— Given problem —
Transcribe the whole listing without a single picture.

--- begin Data in this exercise ---

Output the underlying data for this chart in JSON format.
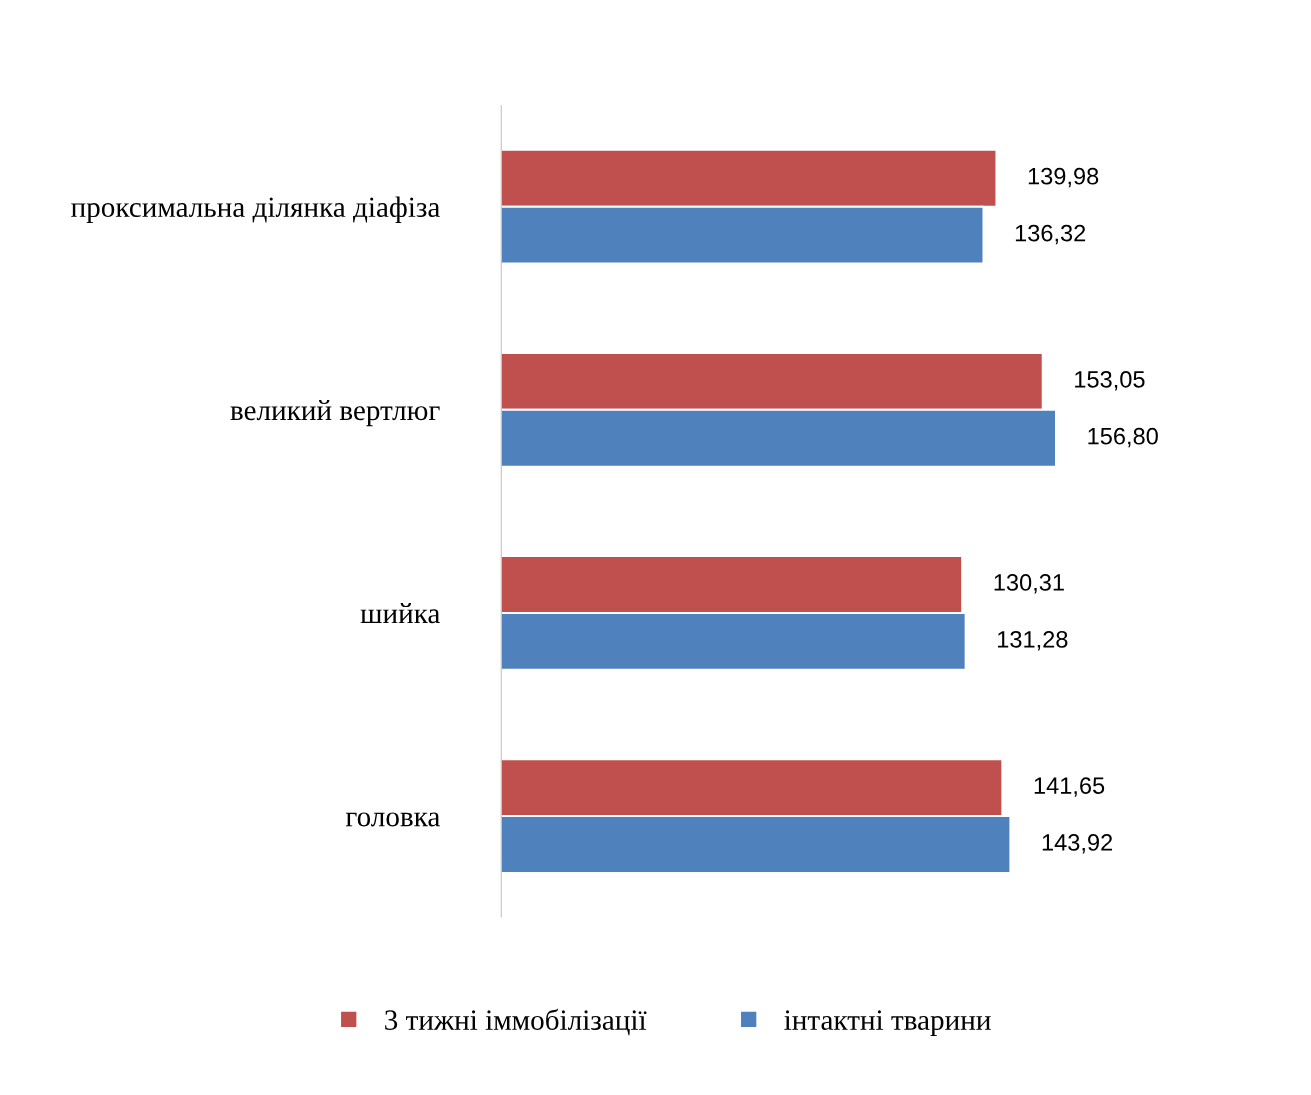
{
  "chart_data": {
    "type": "bar",
    "orientation": "horizontal",
    "categories": [
      "проксимальна ділянка діафіза",
      "великий вертлюг",
      "шийка",
      "головка"
    ],
    "series": [
      {
        "name": "3 тижні іммобілізації",
        "color": "#c0504d",
        "values": [
          139.98,
          153.05,
          130.31,
          141.65
        ],
        "value_labels": [
          "139,98",
          "153,05",
          "130,31",
          "141,65"
        ]
      },
      {
        "name": "інтактні тварини",
        "color": "#4f81bd",
        "values": [
          136.32,
          156.8,
          131.28,
          143.92
        ],
        "value_labels": [
          "136,32",
          "156,80",
          "131,28",
          "143,92"
        ]
      }
    ],
    "tick_labels": "y",
    "legend": "bottom"
  }
}
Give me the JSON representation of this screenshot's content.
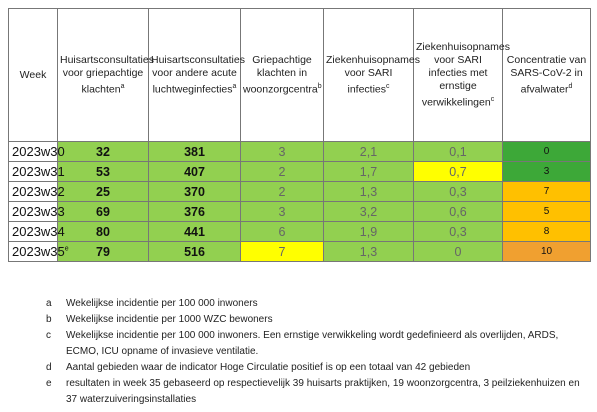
{
  "table": {
    "headers": [
      {
        "text": "Week"
      },
      {
        "text": "Huisartsconsultaties voor griepachtige klachten",
        "sup": "a"
      },
      {
        "text": "Huisartsconsultaties voor andere acute luchtweginfecties",
        "sup": "a"
      },
      {
        "text": "Griepachtige klachten in woonzorgcentra",
        "sup": "b"
      },
      {
        "text": "Ziekenhuisopnames voor SARI infecties",
        "sup": "c"
      },
      {
        "text": "Ziekenhuisopnames voor SARI infecties met ernstige verwikkelingen",
        "sup": "c"
      },
      {
        "text": "Concentratie van SARS-CoV-2 in afvalwater",
        "sup": "d"
      }
    ],
    "rows": [
      {
        "week": "2023w30",
        "cells": [
          "32",
          "381",
          "3",
          "2,1",
          "0,1",
          "0"
        ],
        "colors": [
          "#92d050",
          "#92d050",
          "#92d050",
          "#92d050",
          "#92d050",
          "#3da838"
        ]
      },
      {
        "week": "2023w31",
        "cells": [
          "53",
          "407",
          "2",
          "1,7",
          "0,7",
          "3"
        ],
        "colors": [
          "#92d050",
          "#92d050",
          "#92d050",
          "#92d050",
          "#ffff00",
          "#3da838"
        ]
      },
      {
        "week": "2023w32",
        "cells": [
          "25",
          "370",
          "2",
          "1,3",
          "0,3",
          "7"
        ],
        "colors": [
          "#92d050",
          "#92d050",
          "#92d050",
          "#92d050",
          "#92d050",
          "#ffc000"
        ]
      },
      {
        "week": "2023w33",
        "cells": [
          "69",
          "376",
          "3",
          "3,2",
          "0,6",
          "5"
        ],
        "colors": [
          "#92d050",
          "#92d050",
          "#92d050",
          "#92d050",
          "#92d050",
          "#ffc000"
        ]
      },
      {
        "week": "2023w34",
        "cells": [
          "80",
          "441",
          "6",
          "1,9",
          "0,3",
          "8"
        ],
        "colors": [
          "#92d050",
          "#92d050",
          "#92d050",
          "#92d050",
          "#92d050",
          "#ffc000"
        ]
      },
      {
        "week": "2023w35",
        "week_note": "e",
        "cells": [
          "79",
          "516",
          "7",
          "1,3",
          "0",
          "10"
        ],
        "colors": [
          "#92d050",
          "#92d050",
          "#ffff00",
          "#92d050",
          "#92d050",
          "#f0a030"
        ]
      }
    ]
  },
  "footnotes": [
    {
      "letter": "a",
      "text": "Wekelijkse incidentie per 100 000 inwoners"
    },
    {
      "letter": "b",
      "text": "Wekelijkse incidentie per 1000 WZC bewoners"
    },
    {
      "letter": "c",
      "text": "Wekelijkse incidentie per 100 000 inwoners. Een ernstige verwikkeling wordt gedefinieerd als overlijden, ARDS, ECMO, ICU opname of invasieve ventilatie."
    },
    {
      "letter": "d",
      "text": "Aantal gebieden waar de indicator Hoge Circulatie positief is op een totaal van 42 gebieden"
    },
    {
      "letter": "e",
      "text": "resultaten in week 35 gebaseerd op respectievelijk 39 huisarts praktijken, 19 woonzorgcentra, 3 peilziekenhuizen en 37 waterzuiveringsinstallaties"
    }
  ]
}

--- end Data in this exercise ---

— Reply to the exercise —
Output the underlying data for this chart in JSON format.
{
  "chart_data": {
    "type": "bar",
    "orientation": "horizontal",
    "categories": [
      "проксимальна ділянка діафіза",
      "великий вертлюг",
      "шийка",
      "головка"
    ],
    "series": [
      {
        "name": "3 тижні іммобілізації",
        "color": "#c0504d",
        "values": [
          139.98,
          153.05,
          130.31,
          141.65
        ],
        "value_labels": [
          "139,98",
          "153,05",
          "130,31",
          "141,65"
        ]
      },
      {
        "name": "інтактні тварини",
        "color": "#4f81bd",
        "values": [
          136.32,
          156.8,
          131.28,
          143.92
        ],
        "value_labels": [
          "136,32",
          "156,80",
          "131,28",
          "143,92"
        ]
      }
    ],
    "tick_labels": "y",
    "legend": "bottom"
  }
}
Give me the JSON representation of this screenshot's content.
{
  "table": {
    "headers": [
      {
        "text": "Week"
      },
      {
        "text": "Huisartsconsultaties voor griepachtige klachten",
        "sup": "a"
      },
      {
        "text": "Huisartsconsultaties voor andere acute luchtweginfecties",
        "sup": "a"
      },
      {
        "text": "Griepachtige klachten in woonzorgcentra",
        "sup": "b"
      },
      {
        "text": "Ziekenhuisopnames voor SARI infecties",
        "sup": "c"
      },
      {
        "text": "Ziekenhuisopnames voor SARI infecties met ernstige verwikkelingen",
        "sup": "c"
      },
      {
        "text": "Concentratie van SARS-CoV-2 in afvalwater",
        "sup": "d"
      }
    ],
    "rows": [
      {
        "week": "2023w30",
        "cells": [
          "32",
          "381",
          "3",
          "2,1",
          "0,1",
          "0"
        ],
        "colors": [
          "#92d050",
          "#92d050",
          "#92d050",
          "#92d050",
          "#92d050",
          "#3da838"
        ]
      },
      {
        "week": "2023w31",
        "cells": [
          "53",
          "407",
          "2",
          "1,7",
          "0,7",
          "3"
        ],
        "colors": [
          "#92d050",
          "#92d050",
          "#92d050",
          "#92d050",
          "#ffff00",
          "#3da838"
        ]
      },
      {
        "week": "2023w32",
        "cells": [
          "25",
          "370",
          "2",
          "1,3",
          "0,3",
          "7"
        ],
        "colors": [
          "#92d050",
          "#92d050",
          "#92d050",
          "#92d050",
          "#92d050",
          "#ffc000"
        ]
      },
      {
        "week": "2023w33",
        "cells": [
          "69",
          "376",
          "3",
          "3,2",
          "0,6",
          "5"
        ],
        "colors": [
          "#92d050",
          "#92d050",
          "#92d050",
          "#92d050",
          "#92d050",
          "#ffc000"
        ]
      },
      {
        "week": "2023w34",
        "cells": [
          "80",
          "441",
          "6",
          "1,9",
          "0,3",
          "8"
        ],
        "colors": [
          "#92d050",
          "#92d050",
          "#92d050",
          "#92d050",
          "#92d050",
          "#ffc000"
        ]
      },
      {
        "week": "2023w35",
        "week_note": "e",
        "cells": [
          "79",
          "516",
          "7",
          "1,3",
          "0",
          "10"
        ],
        "colors": [
          "#92d050",
          "#92d050",
          "#ffff00",
          "#92d050",
          "#92d050",
          "#f0a030"
        ]
      }
    ]
  },
  "footnotes": [
    {
      "letter": "a",
      "text": "Wekelijkse incidentie per 100 000 inwoners"
    },
    {
      "letter": "b",
      "text": "Wekelijkse incidentie per 1000 WZC bewoners"
    },
    {
      "letter": "c",
      "text": "Wekelijkse incidentie per 100 000 inwoners. Een ernstige verwikkeling wordt gedefinieerd als overlijden, ARDS, ECMO, ICU opname of invasieve ventilatie."
    },
    {
      "letter": "d",
      "text": "Aantal gebieden waar de indicator Hoge Circulatie positief is op een totaal van 42 gebieden"
    },
    {
      "letter": "e",
      "text": "resultaten in week 35 gebaseerd op respectievelijk 39 huisarts praktijken, 19 woonzorgcentra, 3 peilziekenhuizen en 37 waterzuiveringsinstallaties"
    }
  ]
}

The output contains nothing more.